● Exercise
Please transcribe the records precisely; pictures stay out of your copy.

--- START OF Data listing ---

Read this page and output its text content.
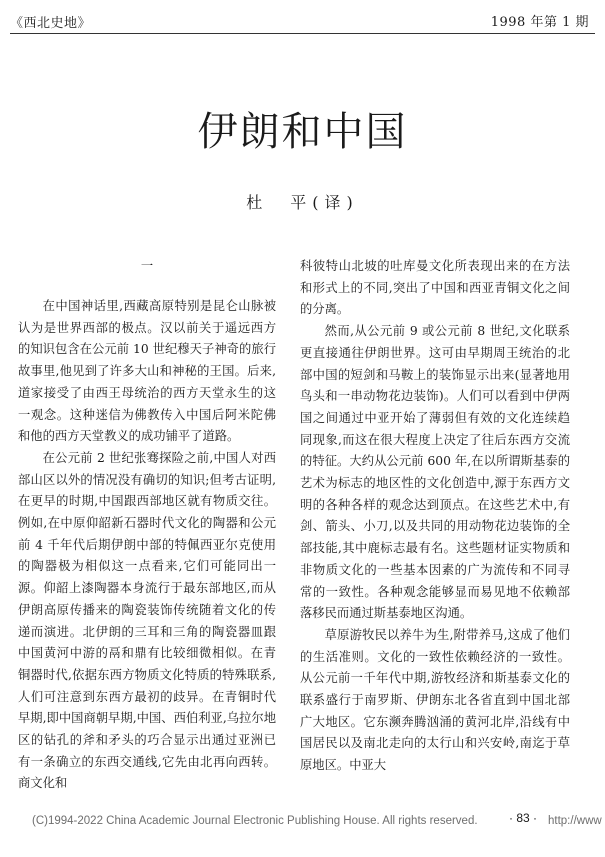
《西北史地》	1998 年第 1 期
伊朗和中国
杜　平(译)
一

在中国神话里,西藏高原特别是昆仑山脉被认为是世界西部的极点。汉以前关于遥远西方的知识包含在公元前 10 世纪穆天子神奇的旅行故事里,他见到了许多大山和神秘的王国。后来,道家接受了由西王母统治的西方天堂永生的这一观念。这种迷信为佛教传入中国后阿米陀佛和他的西方天堂教义的成功铺平了道路。

在公元前 2 世纪张骞探险之前,中国人对西部山区以外的情况没有确切的知识;但考古证明,在更早的时期,中国跟西部地区就有物质交往。例如,在中原仰韶新石器时代文化的陶器和公元前 4 千年代后期伊朗中部的特佩西亚尔克使用的陶器极为相似这一点看来,它们可能同出一源。仰韶上漆陶器本身流行于最东部地区,而从伊朗高原传播来的陶瓷装饰传统随着文化的传递而演进。北伊朗的三耳和三角的陶瓷器皿跟中国黄河中游的鬲和鼎有比较细微相似。在青铜器时代,依据东西方物质文化特质的特殊联系,人们可注意到东西方最初的歧异。在青铜时代早期,即中国商朝早期,中国、西伯利亚,乌拉尔地区的钻孔的斧和矛头的巧合显示出通过亚洲已有一条确立的东西交通线,它先由北再向西转。商文化和

科彼特山北坡的吐库曼文化所表现出来的在方法和形式上的不同,突出了中国和西亚青铜文化之间的分离。

然而,从公元前 9 或公元前 8 世纪,文化联系更直接通往伊朗世界。这可由早期周王统治的北部中国的短剑和马鞍上的装饰显示出来(显著地用鸟头和一串动物花边装饰)。人们可以看到中伊两国之间通过中亚开始了薄弱但有效的文化连续趋同现象,而这在很大程度上决定了往后东西方交流的特征。大约从公元前 600 年,在以所谓斯基泰的艺术为标志的地区性的文化创造中,源于东西方文明的各种各样的观念达到顶点。在这些艺术中,有剑、箭头、小刀,以及共同的用动物花边装饰的全部技能,其中鹿标志最有名。这些题材证实物质和非物质文化的一些基本因素的广为流传和不同寻常的一致性。各种观念能够显而易见地不依赖部落移民而通过斯基泰地区沟通。

草原游牧民以养牛为生,附带养马,这成了他们的生活准则。文化的一致性依赖经济的一致性。从公元前一千年代中期,游牧经济和斯基泰文化的联系盛行于南罗斯、伊朗东北各省直到中国北部广大地区。它东濒奔腾汹涌的黄河北岸,沿线有中国居民以及南北走向的太行山和兴安岭,南迄于草原地区。中亚大

(C)1994-2022 China Academic Journal Electronic Publishing House. All rights reserved.	· 83 · http://www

--- END OF Data listing ---

● In response
Read this page and output its text content.
《西北史地》	1998 年第 1 期
伊朗和中国
杜　平(译)
一

在中国神话里,西藏高原特别是昆仑山脉被认为是世界西部的极点。汉以前关于遥远西方的知识包含在公元前 10 世纪穆天子神奇的旅行故事里,他见到了许多大山和神秘的王国。后来,道家接受了由西王母统治的西方天堂永生的这一观念。这种迷信为佛教传入中国后阿米陀佛和他的西方天堂教义的成功铺平了道路。

在公元前 2 世纪张骞探险之前,中国人对西部山区以外的情况没有确切的知识;但考古证明,在更早的时期,中国跟西部地区就有物质交往。例如,在中原仰韶新石器时代文化的陶器和公元前 4 千年代后期伊朗中部的特佩西亚尔克使用的陶器极为相似这一点看来,它们可能同出一源。仰韶上漆陶器本身流行于最东部地区,而从伊朗高原传播来的陶瓷装饰传统随着文化的传递而演进。北伊朗的三耳和三角的陶瓷器皿跟中国黄河中游的鬲和鼎有比较细微相似。在青铜器时代,依据东西方物质文化特质的特殊联系,人们可注意到东西方最初的歧异。在青铜时代早期,即中国商朝早期,中国、西伯利亚,乌拉尔地区的钻孔的斧和矛头的巧合显示出通过亚洲已有一条确立的东西交通线,它先由北再向西转。商文化和

科彼特山北坡的吐库曼文化所表现出来的在方法和形式上的不同,突出了中国和西亚青铜文化之间的分离。

然而,从公元前 9 或公元前 8 世纪,文化联系更直接通往伊朗世界。这可由早期周王统治的北部中国的短剑和马鞍上的装饰显示出来(显著地用鸟头和一串动物花边装饰)。人们可以看到中伊两国之间通过中亚开始了薄弱但有效的文化连续趋同现象,而这在很大程度上决定了往后东西方交流的特征。大约从公元前 600 年,在以所谓斯基泰的艺术为标志的地区性的文化创造中,源于东西方文明的各种各样的观念达到顶点。在这些艺术中,有剑、箭头、小刀,以及共同的用动物花边装饰的全部技能,其中鹿标志最有名。这些题材证实物质和非物质文化的一些基本因素的广为流传和不同寻常的一致性。各种观念能够显而易见地不依赖部落移民而通过斯基泰地区沟通。

草原游牧民以养牛为生,附带养马,这成了他们的生活准则。文化的一致性依赖经济的一致性。从公元前一千年代中期,游牧经济和斯基泰文化的联系盛行于南罗斯、伊朗东北各省直到中国北部广大地区。它东濒奔腾汹涌的黄河北岸,沿线有中国居民以及南北走向的太行山和兴安岭,南迄于草原地区。中亚大

(C)1994-2022 China Academic Journal Electronic Publishing House. All rights reserved.	· 83 · http://www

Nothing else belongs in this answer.